Listings of boxed layout items:
————————

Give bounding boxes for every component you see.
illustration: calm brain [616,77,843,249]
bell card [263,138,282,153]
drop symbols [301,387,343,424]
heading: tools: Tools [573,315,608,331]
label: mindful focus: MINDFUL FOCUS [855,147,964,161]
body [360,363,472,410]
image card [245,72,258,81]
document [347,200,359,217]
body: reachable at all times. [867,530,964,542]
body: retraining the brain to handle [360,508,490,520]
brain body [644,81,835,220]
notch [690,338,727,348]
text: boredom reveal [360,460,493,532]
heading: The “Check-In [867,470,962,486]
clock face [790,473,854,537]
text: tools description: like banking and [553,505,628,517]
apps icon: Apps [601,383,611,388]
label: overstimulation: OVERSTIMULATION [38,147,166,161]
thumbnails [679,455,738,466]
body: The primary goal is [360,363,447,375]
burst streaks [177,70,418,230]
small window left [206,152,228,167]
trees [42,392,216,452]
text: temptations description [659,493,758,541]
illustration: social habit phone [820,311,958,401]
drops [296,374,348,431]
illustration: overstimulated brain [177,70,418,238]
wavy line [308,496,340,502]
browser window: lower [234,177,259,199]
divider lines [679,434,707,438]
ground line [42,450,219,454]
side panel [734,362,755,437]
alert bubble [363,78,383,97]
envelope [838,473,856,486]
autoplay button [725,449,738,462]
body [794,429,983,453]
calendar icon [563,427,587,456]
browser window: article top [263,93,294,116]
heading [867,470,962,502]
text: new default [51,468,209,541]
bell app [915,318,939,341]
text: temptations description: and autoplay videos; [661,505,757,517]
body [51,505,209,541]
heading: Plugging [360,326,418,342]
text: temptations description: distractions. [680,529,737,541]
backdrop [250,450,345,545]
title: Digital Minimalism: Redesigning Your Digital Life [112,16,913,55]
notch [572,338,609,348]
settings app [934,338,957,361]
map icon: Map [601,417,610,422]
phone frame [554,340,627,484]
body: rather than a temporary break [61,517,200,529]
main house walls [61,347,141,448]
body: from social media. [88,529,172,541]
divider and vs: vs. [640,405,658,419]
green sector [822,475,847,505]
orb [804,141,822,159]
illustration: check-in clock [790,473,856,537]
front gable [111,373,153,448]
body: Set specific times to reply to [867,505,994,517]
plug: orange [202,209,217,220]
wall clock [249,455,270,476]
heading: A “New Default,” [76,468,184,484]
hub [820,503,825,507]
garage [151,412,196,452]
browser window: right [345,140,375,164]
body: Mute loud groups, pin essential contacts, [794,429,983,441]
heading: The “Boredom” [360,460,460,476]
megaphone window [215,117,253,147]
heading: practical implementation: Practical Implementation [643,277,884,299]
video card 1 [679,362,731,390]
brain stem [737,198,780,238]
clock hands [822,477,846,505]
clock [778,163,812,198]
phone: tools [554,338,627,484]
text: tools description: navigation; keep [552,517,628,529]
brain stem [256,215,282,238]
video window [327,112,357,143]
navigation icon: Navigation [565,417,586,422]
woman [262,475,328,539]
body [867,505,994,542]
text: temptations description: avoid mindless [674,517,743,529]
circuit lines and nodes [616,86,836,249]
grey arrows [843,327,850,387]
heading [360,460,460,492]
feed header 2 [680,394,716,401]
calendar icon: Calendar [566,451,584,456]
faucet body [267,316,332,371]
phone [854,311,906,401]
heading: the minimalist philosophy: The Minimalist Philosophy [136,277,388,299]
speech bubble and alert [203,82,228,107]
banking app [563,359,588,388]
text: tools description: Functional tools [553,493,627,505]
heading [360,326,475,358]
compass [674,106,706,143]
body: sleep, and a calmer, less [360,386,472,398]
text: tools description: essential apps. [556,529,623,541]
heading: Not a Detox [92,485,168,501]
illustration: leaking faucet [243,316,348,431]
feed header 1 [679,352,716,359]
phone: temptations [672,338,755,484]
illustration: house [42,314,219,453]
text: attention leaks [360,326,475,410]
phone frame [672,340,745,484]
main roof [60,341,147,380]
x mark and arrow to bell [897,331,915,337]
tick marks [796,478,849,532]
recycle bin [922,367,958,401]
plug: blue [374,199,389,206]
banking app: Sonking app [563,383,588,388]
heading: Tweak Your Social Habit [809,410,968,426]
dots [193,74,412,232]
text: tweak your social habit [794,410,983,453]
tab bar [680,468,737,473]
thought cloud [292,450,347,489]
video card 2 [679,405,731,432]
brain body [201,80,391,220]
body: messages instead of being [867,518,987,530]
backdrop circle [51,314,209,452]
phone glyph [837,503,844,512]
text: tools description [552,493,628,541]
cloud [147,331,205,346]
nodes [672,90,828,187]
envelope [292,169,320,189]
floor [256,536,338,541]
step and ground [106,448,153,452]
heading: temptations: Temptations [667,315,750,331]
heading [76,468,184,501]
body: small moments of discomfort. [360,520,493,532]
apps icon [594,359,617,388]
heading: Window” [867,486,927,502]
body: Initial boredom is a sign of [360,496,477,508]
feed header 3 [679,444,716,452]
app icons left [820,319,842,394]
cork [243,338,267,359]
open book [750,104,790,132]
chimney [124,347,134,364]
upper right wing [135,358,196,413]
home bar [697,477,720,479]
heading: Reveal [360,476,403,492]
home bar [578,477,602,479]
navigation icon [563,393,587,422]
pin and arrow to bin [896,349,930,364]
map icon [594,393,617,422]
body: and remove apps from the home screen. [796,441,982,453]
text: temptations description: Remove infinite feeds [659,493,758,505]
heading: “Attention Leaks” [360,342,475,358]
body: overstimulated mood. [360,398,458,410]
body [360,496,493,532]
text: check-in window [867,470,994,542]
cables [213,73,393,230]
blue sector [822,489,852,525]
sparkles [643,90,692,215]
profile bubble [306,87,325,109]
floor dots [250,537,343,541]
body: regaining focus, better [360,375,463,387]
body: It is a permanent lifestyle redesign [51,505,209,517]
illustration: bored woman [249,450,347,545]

————————

* [Problem to work on] Can you express each line of the rows above as one string in a JSON list, leaving out blank lines?

* [Worked solution]
[
  "Give bounding boxes for every component you see.",
  "illustration: calm brain [616,77,843,249]",
  "bell card [263,138,282,153]",
  "drop symbols [301,387,343,424]",
  "heading: tools: Tools [573,315,608,331]",
  "label: mindful focus: MINDFUL FOCUS [855,147,964,161]",
  "body [360,363,472,410]",
  "image card [245,72,258,81]",
  "document [347,200,359,217]",
  "body: reachable at all times. [867,530,964,542]",
  "body: retraining the brain to handle [360,508,490,520]",
  "brain body [644,81,835,220]",
  "notch [690,338,727,348]",
  "text: boredom reveal [360,460,493,532]",
  "heading: The “Check-In [867,470,962,486]",
  "clock face [790,473,854,537]",
  "text: tools description: like banking and [553,505,628,517]",
  "apps icon: Apps [601,383,611,388]",
  "label: overstimulation: OVERSTIMULATION [38,147,166,161]",
  "thumbnails [679,455,738,466]",
  "body: The primary goal is [360,363,447,375]",
  "burst streaks [177,70,418,230]",
  "small window left [206,152,228,167]",
  "trees [42,392,216,452]",
  "text: temptations description [659,493,758,541]",
  "illustration: social habit phone [820,311,958,401]",
  "drops [296,374,348,431]",
  "illustration: overstimulated brain [177,70,418,238]",
  "wavy line [308,496,340,502]",
  "browser window: lower [234,177,259,199]",
  "divider lines [679,434,707,438]",
  "ground line [42,450,219,454]",
  "side panel [734,362,755,437]",
  "alert bubble [363,78,383,97]",
  "envelope [838,473,856,486]",
  "autoplay button [725,449,738,462]",
  "body [794,429,983,453]",
  "calendar icon [563,427,587,456]",
  "browser window: article top [263,93,294,116]",
  "heading [867,470,962,502]",
  "text: new default [51,468,209,541]",
  "bell app [915,318,939,341]",
  "text: temptations description: and autoplay videos; [661,505,757,517]",
  "body [51,505,209,541]",
  "heading: Plugging [360,326,418,342]",
  "text: temptations description: distractions. [680,529,737,541]",
  "backdrop [250,450,345,545]",
  "title: Digital Minimalism: Redesigning Your Digital Life [112,16,913,55]",
  "notch [572,338,609,348]",
  "settings app [934,338,957,361]",
  "map icon: Map [601,417,610,422]",
  "phone frame [554,340,627,484]",
  "body: rather than a temporary break [61,517,200,529]",
  "main house walls [61,347,141,448]",
  "body: from social media. [88,529,172,541]",
  "divider and vs: vs. [640,405,658,419]",
  "green sector [822,475,847,505]",
  "orb [804,141,822,159]",
  "illustration: check-in clock [790,473,856,537]",
  "front gable [111,373,153,448]",
  "body: Set specific times to reply to [867,505,994,517]",
  "plug: orange [202,209,217,220]",
  "wall clock [249,455,270,476]",
  "heading: A “New Default,” [76,468,184,484]",
  "hub [820,503,825,507]",
  "garage [151,412,196,452]",
  "browser window: right [345,140,375,164]",
  "body: Mute loud groups, pin essential contacts, [794,429,983,441]",
  "heading: The “Boredom” [360,460,460,476]",
  "megaphone window [215,117,253,147]",
  "heading: practical implementation: Practical Implementation [643,277,884,299]",
  "video card 1 [679,362,731,390]",
  "brain stem [737,198,780,238]",
  "clock hands [822,477,846,505]",
  "clock [778,163,812,198]",
  "phone: tools [554,338,627,484]",
  "text: tools description: navigation; keep [552,517,628,529]",
  "brain stem [256,215,282,238]",
  "video window [327,112,357,143]",
  "navigation icon: Navigation [565,417,586,422]",
  "woman [262,475,328,539]",
  "body [867,505,994,542]",
  "text: temptations description: avoid mindless [674,517,743,529]",
  "circuit lines and nodes [616,86,836,249]",
  "grey arrows [843,327,850,387]",
  "heading [360,460,460,492]",
  "feed header 2 [680,394,716,401]",
  "calendar icon: Calendar [566,451,584,456]",
  "faucet body [267,316,332,371]",
  "phone [854,311,906,401]",
  "heading: the minimalist philosophy: The Minimalist Philosophy [136,277,388,299]",
  "speech bubble and alert [203,82,228,107]",
  "banking app [563,359,588,388]",
  "text: tools description: Functional tools [553,493,627,505]",
  "heading [360,326,475,358]",
  "compass [674,106,706,143]",
  "body: sleep, and a calmer, less [360,386,472,398]",
  "text: tools description: essential apps. [556,529,623,541]",
  "heading: Not a Detox [92,485,168,501]",
  "illustration: leaking faucet [243,316,348,431]",
  "feed header 1 [679,352,716,359]",
  "phone: temptations [672,338,755,484]",
  "illustration: house [42,314,219,453]",
  "text: attention leaks [360,326,475,410]",
  "phone frame [672,340,745,484]",
  "main roof [60,341,147,380]",
  "x mark and arrow to bell [897,331,915,337]",
  "tick marks [796,478,849,532]",
  "recycle bin [922,367,958,401]",
  "plug: blue [374,199,389,206]",
  "banking app: Sonking app [563,383,588,388]",
  "heading: Tweak Your Social Habit [809,410,968,426]",
  "dots [193,74,412,232]",
  "text: tweak your social habit [794,410,983,453]",
  "tab bar [680,468,737,473]",
  "thought cloud [292,450,347,489]",
  "video card 2 [679,405,731,432]",
  "brain body [201,80,391,220]",
  "body: messages instead of being [867,518,987,530]",
  "backdrop circle [51,314,209,452]",
  "phone glyph [837,503,844,512]",
  "text: tools description [552,493,628,541]",
  "cloud [147,331,205,346]",
  "nodes [672,90,828,187]",
  "envelope [292,169,320,189]",
  "floor [256,536,338,541]",
  "step and ground [106,448,153,452]",
  "heading: temptations: Temptations [667,315,750,331]",
  "heading [76,468,184,501]",
  "body: small moments of discomfort. [360,520,493,532]",
  "apps icon [594,359,617,388]",
  "heading: Window” [867,486,927,502]",
  "body: Initial boredom is a sign of [360,496,477,508]",
  "feed header 3 [679,444,716,452]",
  "app icons left [820,319,842,394]",
  "cork [243,338,267,359]",
  "open book [750,104,790,132]",
  "chimney [124,347,134,364]",
  "upper right wing [135,358,196,413]",
  "home bar [697,477,720,479]",
  "heading: Reveal [360,476,403,492]",
  "home bar [578,477,602,479]",
  "navigation icon [563,393,587,422]",
  "pin and arrow to bin [896,349,930,364]",
  "map icon [594,393,617,422]",
  "body: and remove apps from the home screen. [796,441,982,453]",
  "text: temptations description: Remove infinite feeds [659,493,758,505]",
  "heading: “Attention Leaks” [360,342,475,358]",
  "body: overstimulated mood. [360,398,458,410]",
  "body [360,496,493,532]",
  "text: check-in window [867,470,994,542]",
  "cables [213,73,393,230]",
  "blue sector [822,489,852,525]",
  "sparkles [643,90,692,215]",
  "profile bubble [306,87,325,109]",
  "floor dots [250,537,343,541]",
  "body: regaining focus, better [360,375,463,387]",
  "body: It is a permanent lifestyle redesign [51,505,209,517]",
  "illustration: bored woman [249,450,347,545]"
]